++++ Testo di partenza ++++

Dal caso ebook Microsoft: proprietà sui contenuti digitali solo illusione?

Lasciatemi iniziare con un gioco di parole che utilizzo spesso come battuta nei miei corsi: durante l’esame di diritto industriale ebbi un principio di esaurimento nel comprendere il principio dell’esaurimento. No, tranquilli, non sto delirando; è solo umorismo nerd che possono capire solo pochissimi addetti ai lavori del settore “proprietà intellettuale” e che si riferisce a uno dei principi cardine del diritto d’autore (che vi spiegherò più avanti). Dell’esistenza di questo principio si sono accorti tutti coloro che nei giorni scorsi hanno letto, con grande disorientamento, la notizia della scelta di Microsoft di dismettere il suo bookstore che non è mai davvero decollato, con conseguente promessa della restituzione dei soldi fin qui versati dagli utenti del servizio. In sostanza, chi ha comprato degli ebook tramite quella piattaforma si vedrà rimborsare il prezzo versato e vedrà “scomparire” il suo account e con lui tutti i libri acquistati.

Nulla di sconvolgente per chi conosce un po’ questo settore: è sempre stato così. Grazie agli strumenti di natura giuridica e tecnologica che vi illustrerò di seguito i titolari dei diritti che diffondono opere creative (libri, musica, video, software) attraverso internet riescono a mantenere un controllo delle varie “copie” molto più saldo e duraturo di quanto avvenga nel mondo delle copie fisiche.

Colpa di quella cattivona di Microsoft, o colpa nostra?

La recente vicenda purtroppo mi porta a tirar fuori il mio lato pedante e acido e dover gridare il classico “io ve l’avevo detto!”. Ve l’avevo detto chiaramente, in un articolo risalente al giugno 2014 (cinque anni fa) e intitolato proprio La biblioteca digitale effimera: un problema di “esaurimento”. Quindi – fatevene una ragione – non è Microsoft a essere la solita cattivona, ma siete voi che non leggete i miei articoli! Ovviamente sto scherzando; non sono certo i miei articoli a poter plasmare le menti degli internauti. Anche se in effetti ciò che io ho umilmente spiegato nel 2014 altre voci ben più autorevoli e visibili della mia l’avevano spiegato anche qualche anno prima, in commento ad altre vicende simili (di cui forse la prima di fama mondiale fu quella del 2009 con protagonista Amazon).

++++ Righe fornite ++++

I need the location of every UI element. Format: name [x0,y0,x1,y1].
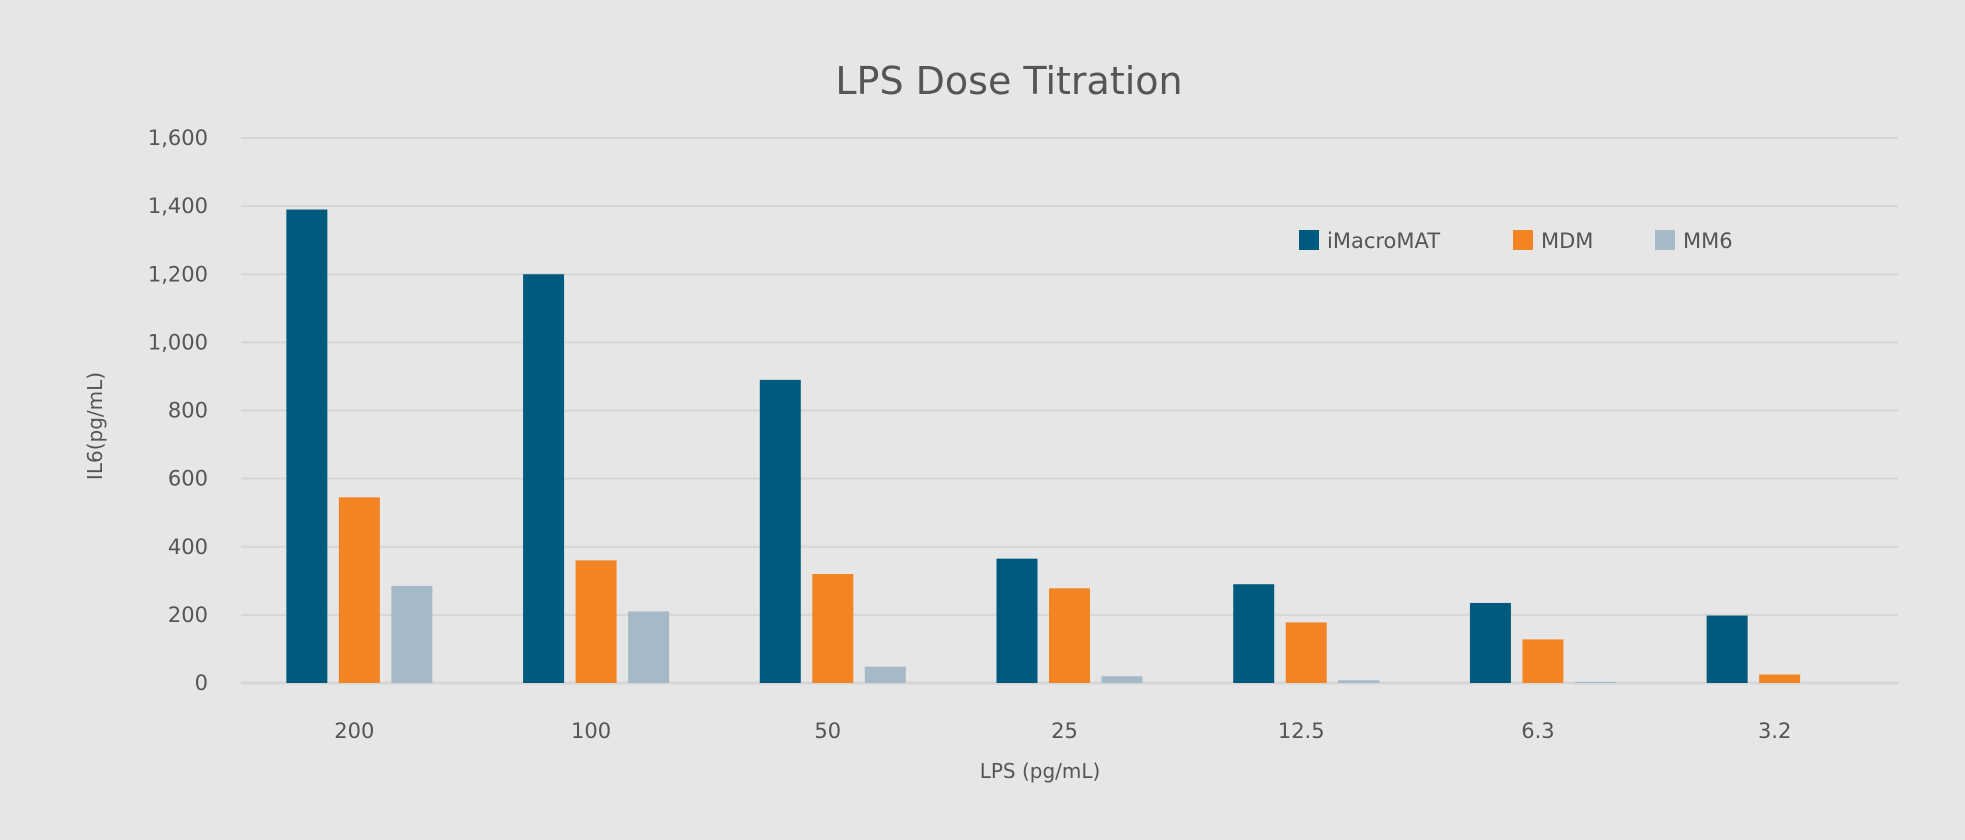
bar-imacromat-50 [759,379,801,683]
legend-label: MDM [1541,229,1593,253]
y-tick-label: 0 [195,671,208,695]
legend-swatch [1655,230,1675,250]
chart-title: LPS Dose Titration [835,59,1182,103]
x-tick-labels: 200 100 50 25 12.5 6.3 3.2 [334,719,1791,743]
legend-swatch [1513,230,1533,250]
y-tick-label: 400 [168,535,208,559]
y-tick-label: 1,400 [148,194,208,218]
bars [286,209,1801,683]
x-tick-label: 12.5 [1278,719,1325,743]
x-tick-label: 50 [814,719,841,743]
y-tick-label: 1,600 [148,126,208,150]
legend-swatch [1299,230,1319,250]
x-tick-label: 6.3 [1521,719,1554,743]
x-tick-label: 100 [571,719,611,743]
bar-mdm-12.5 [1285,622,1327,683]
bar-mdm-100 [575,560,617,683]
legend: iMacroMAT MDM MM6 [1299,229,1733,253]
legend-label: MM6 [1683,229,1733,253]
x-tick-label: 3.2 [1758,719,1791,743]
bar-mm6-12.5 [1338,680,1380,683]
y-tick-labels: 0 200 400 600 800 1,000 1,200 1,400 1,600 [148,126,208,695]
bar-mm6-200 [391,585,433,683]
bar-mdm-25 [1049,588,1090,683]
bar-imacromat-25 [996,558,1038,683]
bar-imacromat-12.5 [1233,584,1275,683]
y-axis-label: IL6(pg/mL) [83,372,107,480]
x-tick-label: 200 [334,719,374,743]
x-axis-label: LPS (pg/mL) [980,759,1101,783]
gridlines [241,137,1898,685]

++++

Cosa fare. Continua l'articolo sugli ebook di Microsoft e sul principio dell'esaurimento, partendo subito dopo l'ultima frase riportata.

Risposta.
Ergo, questa recente vicenda non è altro che un nodo che viene al pettine dopo anni e anni di “illusione” di milioni di utenti convinti di comprare un bene che invece si accorgeranno (troppo tardi) aver solo pagato la fee di un servizio. Se ne accorgeranno coloro che vorranno lasciare in eredità la loro “biblioteca digitale” ai loro figli e scopriranno che in realtà l’account su Amazon o su iTunes è strettamente personale. Ciò nonostante, anche in quel caso, nessuno si possa indignare perché arriverebbe presto un altro Aliprandi della situazione a dire “io l’avevo detto!”, e magari con tono ancora più fastidioso e pedante vi farà notare che tutto ciò era scritto chiaramente nei termini d’uso dei servizi; quei termini d’uso che avete più volte ignorato e che avete dichiarato più volte di aver letto, mentendo spudoratamente. Ecco, sarà in quel momento, di fronte al notaio che raccoglie le vostre ultime volontà, che direte: “ma perché non ho studiato il principio dell’esaurimento sugli articoli di Aliprandi?! Perché?!?”

Cerchiamo quindi di comprendere meglio le questioni giuridiche sottostanti.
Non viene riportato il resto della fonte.